- **Dataset rows about figures**:
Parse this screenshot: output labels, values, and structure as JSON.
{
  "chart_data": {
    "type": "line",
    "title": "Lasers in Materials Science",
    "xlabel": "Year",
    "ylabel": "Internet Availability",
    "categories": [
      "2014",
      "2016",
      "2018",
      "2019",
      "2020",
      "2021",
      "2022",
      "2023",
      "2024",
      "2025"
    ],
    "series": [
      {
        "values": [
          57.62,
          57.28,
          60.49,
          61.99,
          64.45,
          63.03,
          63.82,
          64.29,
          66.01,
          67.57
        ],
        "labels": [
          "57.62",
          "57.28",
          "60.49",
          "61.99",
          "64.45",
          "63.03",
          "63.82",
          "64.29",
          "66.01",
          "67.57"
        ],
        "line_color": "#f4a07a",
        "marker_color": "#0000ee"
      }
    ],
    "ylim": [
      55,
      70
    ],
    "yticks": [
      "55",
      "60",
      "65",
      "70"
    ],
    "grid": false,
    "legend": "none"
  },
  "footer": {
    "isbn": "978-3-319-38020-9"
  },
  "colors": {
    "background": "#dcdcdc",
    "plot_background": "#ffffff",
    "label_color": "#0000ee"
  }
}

---

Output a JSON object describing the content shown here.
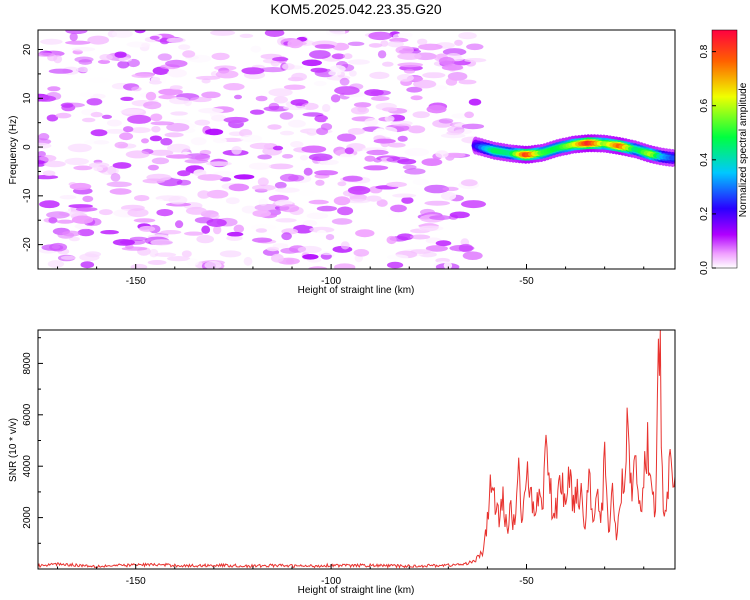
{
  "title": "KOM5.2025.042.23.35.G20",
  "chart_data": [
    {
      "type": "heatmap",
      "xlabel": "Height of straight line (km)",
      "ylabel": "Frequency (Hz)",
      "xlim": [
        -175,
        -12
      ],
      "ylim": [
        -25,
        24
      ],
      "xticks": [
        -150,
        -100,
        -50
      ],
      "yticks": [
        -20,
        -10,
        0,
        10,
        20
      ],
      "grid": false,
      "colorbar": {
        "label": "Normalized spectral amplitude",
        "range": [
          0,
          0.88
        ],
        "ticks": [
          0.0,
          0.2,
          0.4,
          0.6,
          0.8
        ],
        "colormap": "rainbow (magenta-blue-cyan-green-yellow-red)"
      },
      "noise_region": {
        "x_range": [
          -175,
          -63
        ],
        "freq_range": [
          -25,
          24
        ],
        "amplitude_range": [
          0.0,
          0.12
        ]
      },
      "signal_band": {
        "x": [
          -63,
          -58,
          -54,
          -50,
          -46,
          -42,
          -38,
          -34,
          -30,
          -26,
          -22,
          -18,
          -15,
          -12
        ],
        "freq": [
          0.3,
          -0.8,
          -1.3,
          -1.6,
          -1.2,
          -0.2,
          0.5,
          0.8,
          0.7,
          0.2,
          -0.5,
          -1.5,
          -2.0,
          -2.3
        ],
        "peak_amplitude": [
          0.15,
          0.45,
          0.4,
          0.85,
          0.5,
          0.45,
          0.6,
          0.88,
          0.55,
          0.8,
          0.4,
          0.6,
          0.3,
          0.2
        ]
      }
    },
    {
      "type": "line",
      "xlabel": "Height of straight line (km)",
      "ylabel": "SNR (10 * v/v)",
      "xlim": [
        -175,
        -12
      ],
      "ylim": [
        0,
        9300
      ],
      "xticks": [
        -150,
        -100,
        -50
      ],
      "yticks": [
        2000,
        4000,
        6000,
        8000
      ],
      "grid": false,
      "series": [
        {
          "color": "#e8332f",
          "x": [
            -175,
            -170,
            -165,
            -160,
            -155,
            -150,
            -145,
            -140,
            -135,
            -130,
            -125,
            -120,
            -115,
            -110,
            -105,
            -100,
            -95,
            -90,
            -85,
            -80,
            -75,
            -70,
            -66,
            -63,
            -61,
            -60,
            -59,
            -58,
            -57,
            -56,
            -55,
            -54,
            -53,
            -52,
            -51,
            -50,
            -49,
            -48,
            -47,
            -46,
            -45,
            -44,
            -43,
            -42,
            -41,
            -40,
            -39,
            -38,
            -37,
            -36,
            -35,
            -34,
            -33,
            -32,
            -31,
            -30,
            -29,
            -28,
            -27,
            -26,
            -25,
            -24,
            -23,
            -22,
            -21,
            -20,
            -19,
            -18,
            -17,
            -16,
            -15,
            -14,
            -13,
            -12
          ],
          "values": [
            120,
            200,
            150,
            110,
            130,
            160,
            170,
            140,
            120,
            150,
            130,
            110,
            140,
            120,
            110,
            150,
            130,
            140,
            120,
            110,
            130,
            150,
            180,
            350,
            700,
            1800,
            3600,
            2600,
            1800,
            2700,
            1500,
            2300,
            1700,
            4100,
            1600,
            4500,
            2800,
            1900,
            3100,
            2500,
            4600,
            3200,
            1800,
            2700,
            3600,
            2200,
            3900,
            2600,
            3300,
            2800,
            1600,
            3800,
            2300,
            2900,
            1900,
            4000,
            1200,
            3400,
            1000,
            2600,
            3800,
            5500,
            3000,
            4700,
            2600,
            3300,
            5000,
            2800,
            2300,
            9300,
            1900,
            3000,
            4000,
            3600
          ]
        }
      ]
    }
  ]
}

- **Set exercise**:
Only lines holding the string "ylabel" are wanted; gather each one from the entries above.

- **Expected output**:
    "ylabel": "Internet Availability",
      "ylabel": "Frequency (Hz)",
      "ylabel": "SNR (10 * v/v)",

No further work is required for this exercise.